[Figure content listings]

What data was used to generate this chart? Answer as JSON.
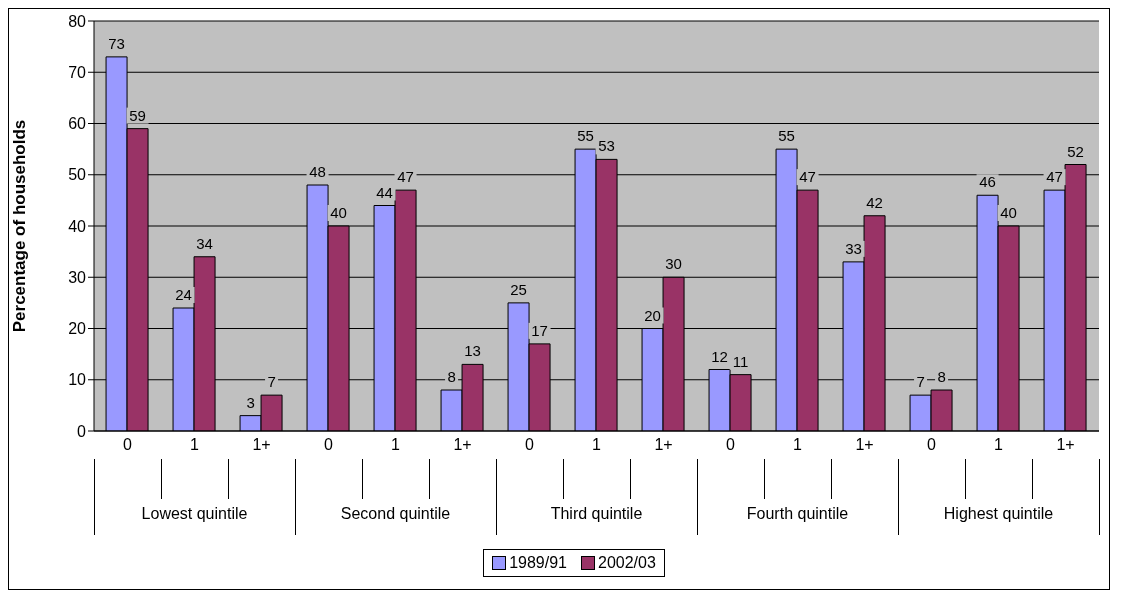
{
  "chart_data": {
    "type": "bar",
    "ylabel": "Percentage of households",
    "categories": [
      "0",
      "1",
      "1+",
      "0",
      "1",
      "1+",
      "0",
      "1",
      "1+",
      "0",
      "1",
      "1+",
      "0",
      "1",
      "1+"
    ],
    "annotations": [
      "Lowest quintile",
      "Second quintile",
      "Third quintile",
      "Fourth quintile",
      "Highest quintile"
    ],
    "series": [
      {
        "name": "1989/91",
        "color": "#9999ff",
        "values": [
          73,
          24,
          3,
          48,
          44,
          8,
          25,
          55,
          20,
          12,
          55,
          33,
          7,
          46,
          47
        ]
      },
      {
        "name": "2002/03",
        "color": "#993366",
        "values": [
          59,
          34,
          7,
          40,
          47,
          13,
          17,
          53,
          30,
          11,
          47,
          42,
          8,
          40,
          52
        ]
      }
    ],
    "ylim": [
      0,
      80
    ],
    "yticks": [
      0,
      10,
      20,
      30,
      40,
      50,
      60,
      70,
      80
    ],
    "grid": "y",
    "legend": "bottom",
    "data_labels": true
  }
}
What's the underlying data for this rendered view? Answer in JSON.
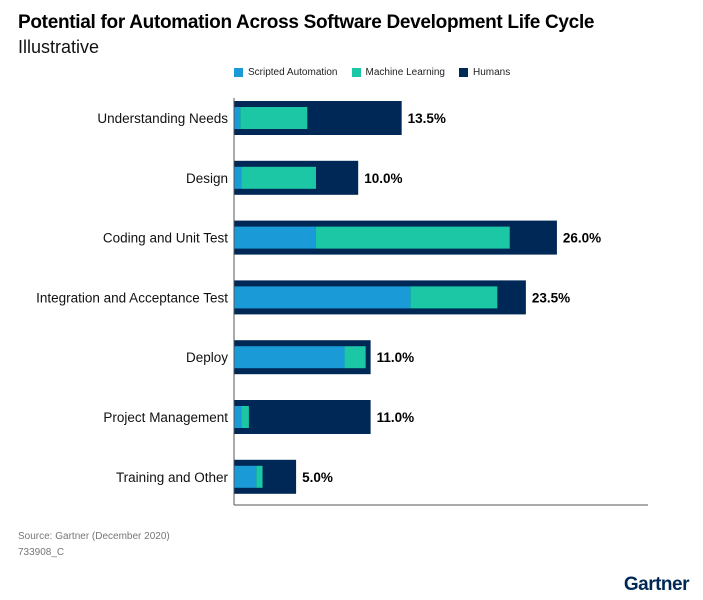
{
  "title": "Potential for Automation Across Software Development Life Cycle",
  "subtitle": "Illustrative",
  "source": "Source: Gartner (December 2020)",
  "code": "733908_C",
  "logo": "Gartner",
  "colors": {
    "scripted": "#1a9ad6",
    "ml": "#1cc7a6",
    "humans": "#002856"
  },
  "chart_data": {
    "type": "bar",
    "orientation": "horizontal",
    "stacked": "overlay",
    "categories": [
      "Understanding Needs",
      "Design",
      "Coding and Unit Test",
      "Integration and Acceptance Test",
      "Deploy",
      "Project Management",
      "Training and Other"
    ],
    "series": [
      {
        "name": "Scripted Automation",
        "values": [
          0.5,
          0.6,
          6.6,
          14.2,
          8.9,
          0.6,
          1.8
        ]
      },
      {
        "name": "Machine Learning",
        "values": [
          5.4,
          6.0,
          15.6,
          7.0,
          1.7,
          0.6,
          0.5
        ]
      },
      {
        "name": "Humans",
        "values": [
          7.6,
          3.4,
          3.8,
          2.3,
          0.4,
          9.8,
          2.7
        ]
      }
    ],
    "totals": [
      13.5,
      10.0,
      26.0,
      23.5,
      11.0,
      11.0,
      5.0
    ],
    "total_labels": [
      "13.5%",
      "10.0%",
      "26.0%",
      "23.5%",
      "11.0%",
      "11.0%",
      "5.0%"
    ],
    "xlim": [
      0,
      33.4
    ],
    "grid": false,
    "legend": "top"
  }
}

### YOUR TASK
Without including the pictures, return each record above exactly as it stands.

### TASK SOLUTION
What data was used to generate this chart? Answer as JSON.
{
  "chart_data": {
    "type": "bar",
    "ylabel": "Percentage of households",
    "categories": [
      "0",
      "1",
      "1+",
      "0",
      "1",
      "1+",
      "0",
      "1",
      "1+",
      "0",
      "1",
      "1+",
      "0",
      "1",
      "1+"
    ],
    "annotations": [
      "Lowest quintile",
      "Second quintile",
      "Third quintile",
      "Fourth quintile",
      "Highest quintile"
    ],
    "series": [
      {
        "name": "1989/91",
        "color": "#9999ff",
        "values": [
          73,
          24,
          3,
          48,
          44,
          8,
          25,
          55,
          20,
          12,
          55,
          33,
          7,
          46,
          47
        ]
      },
      {
        "name": "2002/03",
        "color": "#993366",
        "values": [
          59,
          34,
          7,
          40,
          47,
          13,
          17,
          53,
          30,
          11,
          47,
          42,
          8,
          40,
          52
        ]
      }
    ],
    "ylim": [
      0,
      80
    ],
    "yticks": [
      0,
      10,
      20,
      30,
      40,
      50,
      60,
      70,
      80
    ],
    "grid": "y",
    "legend": "bottom",
    "data_labels": true
  }
}
What's the underlying data for this rendered view? Answer in JSON.
{
  "title": "Potential for Automation Across Software Development Life Cycle",
  "subtitle": "Illustrative",
  "source": "Source: Gartner (December 2020)",
  "code": "733908_C",
  "logo": "Gartner",
  "colors": {
    "scripted": "#1a9ad6",
    "ml": "#1cc7a6",
    "humans": "#002856"
  },
  "chart_data": {
    "type": "bar",
    "orientation": "horizontal",
    "stacked": "overlay",
    "categories": [
      "Understanding Needs",
      "Design",
      "Coding and Unit Test",
      "Integration and Acceptance Test",
      "Deploy",
      "Project Management",
      "Training and Other"
    ],
    "series": [
      {
        "name": "Scripted Automation",
        "values": [
          0.5,
          0.6,
          6.6,
          14.2,
          8.9,
          0.6,
          1.8
        ]
      },
      {
        "name": "Machine Learning",
        "values": [
          5.4,
          6.0,
          15.6,
          7.0,
          1.7,
          0.6,
          0.5
        ]
      },
      {
        "name": "Humans",
        "values": [
          7.6,
          3.4,
          3.8,
          2.3,
          0.4,
          9.8,
          2.7
        ]
      }
    ],
    "totals": [
      13.5,
      10.0,
      26.0,
      23.5,
      11.0,
      11.0,
      5.0
    ],
    "total_labels": [
      "13.5%",
      "10.0%",
      "26.0%",
      "23.5%",
      "11.0%",
      "11.0%",
      "5.0%"
    ],
    "xlim": [
      0,
      33.4
    ],
    "grid": false,
    "legend": "top"
  }
}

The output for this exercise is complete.